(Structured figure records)
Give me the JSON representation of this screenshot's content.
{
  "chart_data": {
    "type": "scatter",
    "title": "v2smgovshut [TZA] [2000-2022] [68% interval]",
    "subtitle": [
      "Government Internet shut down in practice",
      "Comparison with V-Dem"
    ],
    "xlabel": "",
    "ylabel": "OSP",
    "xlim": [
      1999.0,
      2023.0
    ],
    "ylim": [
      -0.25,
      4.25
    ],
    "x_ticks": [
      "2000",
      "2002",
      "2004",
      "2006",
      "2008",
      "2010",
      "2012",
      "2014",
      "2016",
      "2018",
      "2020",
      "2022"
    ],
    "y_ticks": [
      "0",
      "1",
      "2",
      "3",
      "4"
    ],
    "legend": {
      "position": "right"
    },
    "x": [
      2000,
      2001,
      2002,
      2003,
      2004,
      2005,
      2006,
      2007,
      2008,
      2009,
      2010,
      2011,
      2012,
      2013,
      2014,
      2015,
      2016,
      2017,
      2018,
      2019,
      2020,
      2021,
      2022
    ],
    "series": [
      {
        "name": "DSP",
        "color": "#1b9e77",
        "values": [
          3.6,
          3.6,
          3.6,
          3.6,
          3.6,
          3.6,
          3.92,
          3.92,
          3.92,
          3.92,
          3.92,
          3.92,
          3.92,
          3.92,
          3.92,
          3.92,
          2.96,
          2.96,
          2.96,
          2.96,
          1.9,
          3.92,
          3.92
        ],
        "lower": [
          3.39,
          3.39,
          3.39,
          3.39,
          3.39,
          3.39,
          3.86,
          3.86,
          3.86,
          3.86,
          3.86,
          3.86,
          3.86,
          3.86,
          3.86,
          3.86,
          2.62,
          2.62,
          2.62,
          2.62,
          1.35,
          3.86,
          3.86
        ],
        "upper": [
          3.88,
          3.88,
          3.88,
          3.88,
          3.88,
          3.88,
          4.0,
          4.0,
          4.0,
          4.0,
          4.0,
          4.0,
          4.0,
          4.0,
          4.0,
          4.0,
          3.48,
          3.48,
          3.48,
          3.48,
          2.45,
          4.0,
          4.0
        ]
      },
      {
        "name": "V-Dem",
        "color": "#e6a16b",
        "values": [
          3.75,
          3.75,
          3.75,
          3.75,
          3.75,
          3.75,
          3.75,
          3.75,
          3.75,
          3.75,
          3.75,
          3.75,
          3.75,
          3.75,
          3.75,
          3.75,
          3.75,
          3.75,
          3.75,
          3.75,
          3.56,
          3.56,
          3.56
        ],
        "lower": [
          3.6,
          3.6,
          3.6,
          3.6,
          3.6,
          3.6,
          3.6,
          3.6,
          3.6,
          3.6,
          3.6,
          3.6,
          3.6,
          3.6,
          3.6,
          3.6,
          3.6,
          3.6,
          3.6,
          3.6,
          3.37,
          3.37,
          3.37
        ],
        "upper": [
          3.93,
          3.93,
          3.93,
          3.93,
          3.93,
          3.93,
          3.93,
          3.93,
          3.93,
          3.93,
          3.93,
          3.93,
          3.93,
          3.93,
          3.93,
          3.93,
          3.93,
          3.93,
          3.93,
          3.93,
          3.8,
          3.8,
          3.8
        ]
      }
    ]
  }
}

-- EXERCISE INSTRUCTIONS --
Go back to the listing above and please repeat it exactly.

-- EXERCISE OUTPUT --
Give me the JSON representation of this screenshot's content.
{
  "chart_data": {
    "type": "scatter",
    "title": "v2smgovshut [TZA] [2000-2022] [68% interval]",
    "subtitle": [
      "Government Internet shut down in practice",
      "Comparison with V-Dem"
    ],
    "xlabel": "",
    "ylabel": "OSP",
    "xlim": [
      1999.0,
      2023.0
    ],
    "ylim": [
      -0.25,
      4.25
    ],
    "x_ticks": [
      "2000",
      "2002",
      "2004",
      "2006",
      "2008",
      "2010",
      "2012",
      "2014",
      "2016",
      "2018",
      "2020",
      "2022"
    ],
    "y_ticks": [
      "0",
      "1",
      "2",
      "3",
      "4"
    ],
    "legend": {
      "position": "right"
    },
    "x": [
      2000,
      2001,
      2002,
      2003,
      2004,
      2005,
      2006,
      2007,
      2008,
      2009,
      2010,
      2011,
      2012,
      2013,
      2014,
      2015,
      2016,
      2017,
      2018,
      2019,
      2020,
      2021,
      2022
    ],
    "series": [
      {
        "name": "DSP",
        "color": "#1b9e77",
        "values": [
          3.6,
          3.6,
          3.6,
          3.6,
          3.6,
          3.6,
          3.92,
          3.92,
          3.92,
          3.92,
          3.92,
          3.92,
          3.92,
          3.92,
          3.92,
          3.92,
          2.96,
          2.96,
          2.96,
          2.96,
          1.9,
          3.92,
          3.92
        ],
        "lower": [
          3.39,
          3.39,
          3.39,
          3.39,
          3.39,
          3.39,
          3.86,
          3.86,
          3.86,
          3.86,
          3.86,
          3.86,
          3.86,
          3.86,
          3.86,
          3.86,
          2.62,
          2.62,
          2.62,
          2.62,
          1.35,
          3.86,
          3.86
        ],
        "upper": [
          3.88,
          3.88,
          3.88,
          3.88,
          3.88,
          3.88,
          4.0,
          4.0,
          4.0,
          4.0,
          4.0,
          4.0,
          4.0,
          4.0,
          4.0,
          4.0,
          3.48,
          3.48,
          3.48,
          3.48,
          2.45,
          4.0,
          4.0
        ]
      },
      {
        "name": "V-Dem",
        "color": "#e6a16b",
        "values": [
          3.75,
          3.75,
          3.75,
          3.75,
          3.75,
          3.75,
          3.75,
          3.75,
          3.75,
          3.75,
          3.75,
          3.75,
          3.75,
          3.75,
          3.75,
          3.75,
          3.75,
          3.75,
          3.75,
          3.75,
          3.56,
          3.56,
          3.56
        ],
        "lower": [
          3.6,
          3.6,
          3.6,
          3.6,
          3.6,
          3.6,
          3.6,
          3.6,
          3.6,
          3.6,
          3.6,
          3.6,
          3.6,
          3.6,
          3.6,
          3.6,
          3.6,
          3.6,
          3.6,
          3.6,
          3.37,
          3.37,
          3.37
        ],
        "upper": [
          3.93,
          3.93,
          3.93,
          3.93,
          3.93,
          3.93,
          3.93,
          3.93,
          3.93,
          3.93,
          3.93,
          3.93,
          3.93,
          3.93,
          3.93,
          3.93,
          3.93,
          3.93,
          3.93,
          3.93,
          3.8,
          3.8,
          3.8
        ]
      }
    ]
  }
}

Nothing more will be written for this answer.